*TASK DETAILS*: Write out every entry word for word.

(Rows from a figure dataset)
_ _ _ _

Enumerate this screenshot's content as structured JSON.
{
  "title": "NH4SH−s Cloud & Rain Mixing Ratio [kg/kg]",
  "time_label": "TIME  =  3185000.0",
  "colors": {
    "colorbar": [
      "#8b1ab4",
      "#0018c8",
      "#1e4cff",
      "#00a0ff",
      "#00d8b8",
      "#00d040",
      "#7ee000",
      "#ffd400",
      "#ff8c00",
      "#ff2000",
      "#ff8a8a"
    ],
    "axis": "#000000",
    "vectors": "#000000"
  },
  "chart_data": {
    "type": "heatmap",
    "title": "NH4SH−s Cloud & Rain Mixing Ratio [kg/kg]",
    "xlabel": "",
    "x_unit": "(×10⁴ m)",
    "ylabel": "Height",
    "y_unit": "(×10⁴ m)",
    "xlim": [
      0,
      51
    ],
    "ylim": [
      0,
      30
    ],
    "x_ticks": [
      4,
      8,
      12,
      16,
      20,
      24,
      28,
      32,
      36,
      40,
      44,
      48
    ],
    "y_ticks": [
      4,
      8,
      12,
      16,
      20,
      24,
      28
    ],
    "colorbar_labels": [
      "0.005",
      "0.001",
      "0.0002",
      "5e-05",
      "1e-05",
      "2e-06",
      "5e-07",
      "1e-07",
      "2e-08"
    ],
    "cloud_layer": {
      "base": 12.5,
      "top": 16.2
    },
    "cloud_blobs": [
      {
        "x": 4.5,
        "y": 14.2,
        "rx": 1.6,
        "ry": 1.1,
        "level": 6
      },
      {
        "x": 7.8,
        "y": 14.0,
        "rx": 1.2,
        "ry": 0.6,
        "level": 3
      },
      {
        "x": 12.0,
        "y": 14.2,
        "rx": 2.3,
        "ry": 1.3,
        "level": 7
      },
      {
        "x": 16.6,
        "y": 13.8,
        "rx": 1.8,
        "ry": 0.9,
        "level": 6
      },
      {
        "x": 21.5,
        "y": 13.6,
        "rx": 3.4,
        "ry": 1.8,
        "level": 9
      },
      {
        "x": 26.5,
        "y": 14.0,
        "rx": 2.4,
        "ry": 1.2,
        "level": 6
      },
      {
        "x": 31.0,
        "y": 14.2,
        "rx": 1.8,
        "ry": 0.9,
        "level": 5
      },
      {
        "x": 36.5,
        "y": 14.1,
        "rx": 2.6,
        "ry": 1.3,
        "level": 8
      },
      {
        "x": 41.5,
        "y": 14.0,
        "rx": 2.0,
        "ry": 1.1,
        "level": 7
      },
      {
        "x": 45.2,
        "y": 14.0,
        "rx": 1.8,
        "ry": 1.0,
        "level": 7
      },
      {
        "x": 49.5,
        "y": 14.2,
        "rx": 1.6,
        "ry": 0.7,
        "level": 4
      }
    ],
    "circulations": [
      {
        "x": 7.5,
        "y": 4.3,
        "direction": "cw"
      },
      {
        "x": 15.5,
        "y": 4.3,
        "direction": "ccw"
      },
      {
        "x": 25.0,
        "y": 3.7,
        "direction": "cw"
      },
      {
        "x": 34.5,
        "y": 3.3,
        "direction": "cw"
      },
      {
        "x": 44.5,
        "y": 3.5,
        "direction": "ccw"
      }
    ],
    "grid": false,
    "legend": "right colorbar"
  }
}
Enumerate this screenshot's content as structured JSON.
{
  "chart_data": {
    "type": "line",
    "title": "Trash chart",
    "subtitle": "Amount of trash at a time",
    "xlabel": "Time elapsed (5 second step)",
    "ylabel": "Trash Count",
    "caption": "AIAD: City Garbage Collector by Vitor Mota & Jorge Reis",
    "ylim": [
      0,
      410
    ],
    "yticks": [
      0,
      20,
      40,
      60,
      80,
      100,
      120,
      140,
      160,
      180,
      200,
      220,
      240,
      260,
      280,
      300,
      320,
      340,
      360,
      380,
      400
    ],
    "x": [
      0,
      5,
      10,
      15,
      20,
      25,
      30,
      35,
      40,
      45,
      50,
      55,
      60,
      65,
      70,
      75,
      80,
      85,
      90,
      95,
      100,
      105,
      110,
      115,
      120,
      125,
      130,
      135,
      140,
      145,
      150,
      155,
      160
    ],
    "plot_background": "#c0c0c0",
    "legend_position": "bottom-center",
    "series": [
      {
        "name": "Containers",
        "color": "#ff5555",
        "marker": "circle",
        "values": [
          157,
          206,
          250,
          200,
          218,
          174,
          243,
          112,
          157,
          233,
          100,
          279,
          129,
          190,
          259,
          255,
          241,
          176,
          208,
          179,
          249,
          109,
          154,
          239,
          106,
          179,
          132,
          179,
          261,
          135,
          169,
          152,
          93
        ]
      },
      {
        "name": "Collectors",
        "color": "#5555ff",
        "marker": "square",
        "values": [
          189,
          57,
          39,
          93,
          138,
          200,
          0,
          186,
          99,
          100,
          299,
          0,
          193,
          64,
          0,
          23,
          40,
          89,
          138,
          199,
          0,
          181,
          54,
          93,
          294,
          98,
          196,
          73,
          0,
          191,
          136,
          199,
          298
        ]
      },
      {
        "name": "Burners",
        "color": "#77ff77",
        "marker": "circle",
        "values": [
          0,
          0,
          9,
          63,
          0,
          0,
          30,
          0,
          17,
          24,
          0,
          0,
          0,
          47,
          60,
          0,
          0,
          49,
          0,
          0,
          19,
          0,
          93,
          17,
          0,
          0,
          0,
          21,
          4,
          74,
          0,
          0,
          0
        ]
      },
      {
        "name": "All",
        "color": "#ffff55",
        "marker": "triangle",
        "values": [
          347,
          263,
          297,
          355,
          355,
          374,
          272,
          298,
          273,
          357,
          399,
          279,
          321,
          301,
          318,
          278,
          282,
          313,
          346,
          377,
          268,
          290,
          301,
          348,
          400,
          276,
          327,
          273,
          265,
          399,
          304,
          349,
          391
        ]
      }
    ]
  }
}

_ _ _ _

*FINAL ANSWER*:
Enumerate this screenshot's content as structured JSON.
{
  "title": "NH4SH−s Cloud & Rain Mixing Ratio [kg/kg]",
  "time_label": "TIME  =  3185000.0",
  "colors": {
    "colorbar": [
      "#8b1ab4",
      "#0018c8",
      "#1e4cff",
      "#00a0ff",
      "#00d8b8",
      "#00d040",
      "#7ee000",
      "#ffd400",
      "#ff8c00",
      "#ff2000",
      "#ff8a8a"
    ],
    "axis": "#000000",
    "vectors": "#000000"
  },
  "chart_data": {
    "type": "heatmap",
    "title": "NH4SH−s Cloud & Rain Mixing Ratio [kg/kg]",
    "xlabel": "",
    "x_unit": "(×10⁴ m)",
    "ylabel": "Height",
    "y_unit": "(×10⁴ m)",
    "xlim": [
      0,
      51
    ],
    "ylim": [
      0,
      30
    ],
    "x_ticks": [
      4,
      8,
      12,
      16,
      20,
      24,
      28,
      32,
      36,
      40,
      44,
      48
    ],
    "y_ticks": [
      4,
      8,
      12,
      16,
      20,
      24,
      28
    ],
    "colorbar_labels": [
      "0.005",
      "0.001",
      "0.0002",
      "5e-05",
      "1e-05",
      "2e-06",
      "5e-07",
      "1e-07",
      "2e-08"
    ],
    "cloud_layer": {
      "base": 12.5,
      "top": 16.2
    },
    "cloud_blobs": [
      {
        "x": 4.5,
        "y": 14.2,
        "rx": 1.6,
        "ry": 1.1,
        "level": 6
      },
      {
        "x": 7.8,
        "y": 14.0,
        "rx": 1.2,
        "ry": 0.6,
        "level": 3
      },
      {
        "x": 12.0,
        "y": 14.2,
        "rx": 2.3,
        "ry": 1.3,
        "level": 7
      },
      {
        "x": 16.6,
        "y": 13.8,
        "rx": 1.8,
        "ry": 0.9,
        "level": 6
      },
      {
        "x": 21.5,
        "y": 13.6,
        "rx": 3.4,
        "ry": 1.8,
        "level": 9
      },
      {
        "x": 26.5,
        "y": 14.0,
        "rx": 2.4,
        "ry": 1.2,
        "level": 6
      },
      {
        "x": 31.0,
        "y": 14.2,
        "rx": 1.8,
        "ry": 0.9,
        "level": 5
      },
      {
        "x": 36.5,
        "y": 14.1,
        "rx": 2.6,
        "ry": 1.3,
        "level": 8
      },
      {
        "x": 41.5,
        "y": 14.0,
        "rx": 2.0,
        "ry": 1.1,
        "level": 7
      },
      {
        "x": 45.2,
        "y": 14.0,
        "rx": 1.8,
        "ry": 1.0,
        "level": 7
      },
      {
        "x": 49.5,
        "y": 14.2,
        "rx": 1.6,
        "ry": 0.7,
        "level": 4
      }
    ],
    "circulations": [
      {
        "x": 7.5,
        "y": 4.3,
        "direction": "cw"
      },
      {
        "x": 15.5,
        "y": 4.3,
        "direction": "ccw"
      },
      {
        "x": 25.0,
        "y": 3.7,
        "direction": "cw"
      },
      {
        "x": 34.5,
        "y": 3.3,
        "direction": "cw"
      },
      {
        "x": 44.5,
        "y": 3.5,
        "direction": "ccw"
      }
    ],
    "grid": false,
    "legend": "right colorbar"
  }
}
Enumerate this screenshot's content as structured JSON.
{
  "chart_data": {
    "type": "line",
    "title": "Trash chart",
    "subtitle": "Amount of trash at a time",
    "xlabel": "Time elapsed (5 second step)",
    "ylabel": "Trash Count",
    "caption": "AIAD: City Garbage Collector by Vitor Mota & Jorge Reis",
    "ylim": [
      0,
      410
    ],
    "yticks": [
      0,
      20,
      40,
      60,
      80,
      100,
      120,
      140,
      160,
      180,
      200,
      220,
      240,
      260,
      280,
      300,
      320,
      340,
      360,
      380,
      400
    ],
    "x": [
      0,
      5,
      10,
      15,
      20,
      25,
      30,
      35,
      40,
      45,
      50,
      55,
      60,
      65,
      70,
      75,
      80,
      85,
      90,
      95,
      100,
      105,
      110,
      115,
      120,
      125,
      130,
      135,
      140,
      145,
      150,
      155,
      160
    ],
    "plot_background": "#c0c0c0",
    "legend_position": "bottom-center",
    "series": [
      {
        "name": "Containers",
        "color": "#ff5555",
        "marker": "circle",
        "values": [
          157,
          206,
          250,
          200,
          218,
          174,
          243,
          112,
          157,
          233,
          100,
          279,
          129,
          190,
          259,
          255,
          241,
          176,
          208,
          179,
          249,
          109,
          154,
          239,
          106,
          179,
          132,
          179,
          261,
          135,
          169,
          152,
          93
        ]
      },
      {
        "name": "Collectors",
        "color": "#5555ff",
        "marker": "square",
        "values": [
          189,
          57,
          39,
          93,
          138,
          200,
          0,
          186,
          99,
          100,
          299,
          0,
          193,
          64,
          0,
          23,
          40,
          89,
          138,
          199,
          0,
          181,
          54,
          93,
          294,
          98,
          196,
          73,
          0,
          191,
          136,
          199,
          298
        ]
      },
      {
        "name": "Burners",
        "color": "#77ff77",
        "marker": "circle",
        "values": [
          0,
          0,
          9,
          63,
          0,
          0,
          30,
          0,
          17,
          24,
          0,
          0,
          0,
          47,
          60,
          0,
          0,
          49,
          0,
          0,
          19,
          0,
          93,
          17,
          0,
          0,
          0,
          21,
          4,
          74,
          0,
          0,
          0
        ]
      },
      {
        "name": "All",
        "color": "#ffff55",
        "marker": "triangle",
        "values": [
          347,
          263,
          297,
          355,
          355,
          374,
          272,
          298,
          273,
          357,
          399,
          279,
          321,
          301,
          318,
          278,
          282,
          313,
          346,
          377,
          268,
          290,
          301,
          348,
          400,
          276,
          327,
          273,
          265,
          399,
          304,
          349,
          391
        ]
      }
    ]
  }
}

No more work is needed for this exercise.